● Exercise task
Repeat each entry exactly and drop the pictures.

● Input records
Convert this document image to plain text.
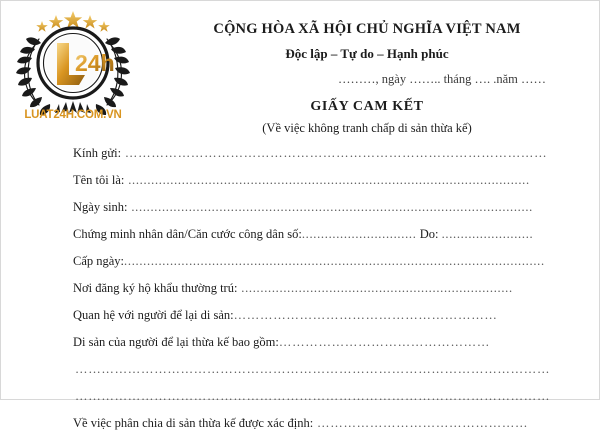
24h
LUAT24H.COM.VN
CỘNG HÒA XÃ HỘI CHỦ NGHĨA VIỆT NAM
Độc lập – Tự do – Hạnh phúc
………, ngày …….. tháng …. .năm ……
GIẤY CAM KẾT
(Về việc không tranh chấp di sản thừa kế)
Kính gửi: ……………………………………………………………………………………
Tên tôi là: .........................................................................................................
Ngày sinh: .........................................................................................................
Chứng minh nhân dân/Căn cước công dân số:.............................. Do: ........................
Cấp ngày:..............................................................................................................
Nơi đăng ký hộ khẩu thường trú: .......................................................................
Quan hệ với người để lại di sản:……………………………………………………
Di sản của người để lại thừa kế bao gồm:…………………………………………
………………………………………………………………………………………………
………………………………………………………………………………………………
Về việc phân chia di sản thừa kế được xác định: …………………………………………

● Task answer
Convert this document image to plain text.
24h
LUAT24H.COM.VN
CỘNG HÒA XÃ HỘI CHỦ NGHĨA VIỆT NAM
Độc lập – Tự do – Hạnh phúc
………, ngày …….. tháng …. .năm ……
GIẤY CAM KẾT
(Về việc không tranh chấp di sản thừa kế)
Kính gửi: ……………………………………………………………………………………
Tên tôi là: .........................................................................................................
Ngày sinh: .........................................................................................................
Chứng minh nhân dân/Căn cước công dân số:.............................. Do: ........................
Cấp ngày:..............................................................................................................
Nơi đăng ký hộ khẩu thường trú: .......................................................................
Quan hệ với người để lại di sản:……………………………………………………
Di sản của người để lại thừa kế bao gồm:…………………………………………
………………………………………………………………………………………………
………………………………………………………………………………………………
Về việc phân chia di sản thừa kế được xác định: …………………………………………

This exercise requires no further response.